* BEGIN Records for the exercise *

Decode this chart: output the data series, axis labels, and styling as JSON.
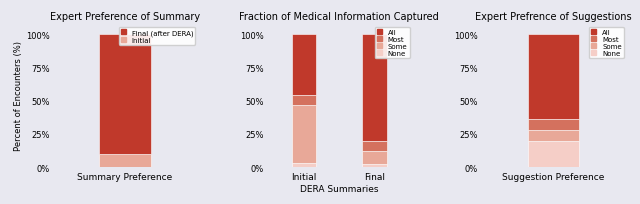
{
  "chart1": {
    "title": "Expert Preference of Summary",
    "xlabel": "Summary Preference",
    "ylabel": "Percent of Encounters (%)",
    "categories": [
      "Summary Preference"
    ],
    "series": {
      "Initial": 0.1,
      "Final (after DERA)": 0.9
    },
    "colors": {
      "Initial": "#e8a898",
      "Final (after DERA)": "#c0392b"
    },
    "legend_order": [
      "Final (after DERA)",
      "Initial"
    ]
  },
  "chart2": {
    "title": "Fraction of Medical Information Captured",
    "xlabel": "DERA Summaries",
    "ylabel": "",
    "categories": [
      "Initial",
      "Final"
    ],
    "series": {
      "None": [
        0.03,
        0.02
      ],
      "Some": [
        0.44,
        0.1
      ],
      "Most": [
        0.07,
        0.08
      ],
      "All": [
        0.46,
        0.8
      ]
    },
    "colors": {
      "None": "#f5cec7",
      "Some": "#e8a898",
      "Most": "#d4715e",
      "All": "#c0392b"
    },
    "legend_order": [
      "All",
      "Most",
      "Some",
      "None"
    ]
  },
  "chart3": {
    "title": "Expert Prefrence of Suggestions",
    "xlabel": "Suggestion Preference",
    "ylabel": "",
    "categories": [
      "Suggestion Preference"
    ],
    "series": {
      "None": 0.2,
      "Some": 0.08,
      "Most": 0.08,
      "All": 0.64
    },
    "colors": {
      "None": "#f5cec7",
      "Some": "#e8a898",
      "Most": "#d4715e",
      "All": "#c0392b"
    },
    "legend_order": [
      "All",
      "Most",
      "Some",
      "None"
    ]
  },
  "yticks": [
    0,
    0.25,
    0.5,
    0.75,
    1.0
  ],
  "yticklabels": [
    "0%",
    "25%",
    "50%",
    "75%",
    "100%"
  ],
  "background_color": "#e8e8f0",
  "bar_width": 0.35
}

* END Records for the exercise *

Check each line above for the string "Summary", then copy the ones that have it.

    "title": "Expert Preference of Summary",
    "xlabel": "Summary Preference",
      "Summary Preference"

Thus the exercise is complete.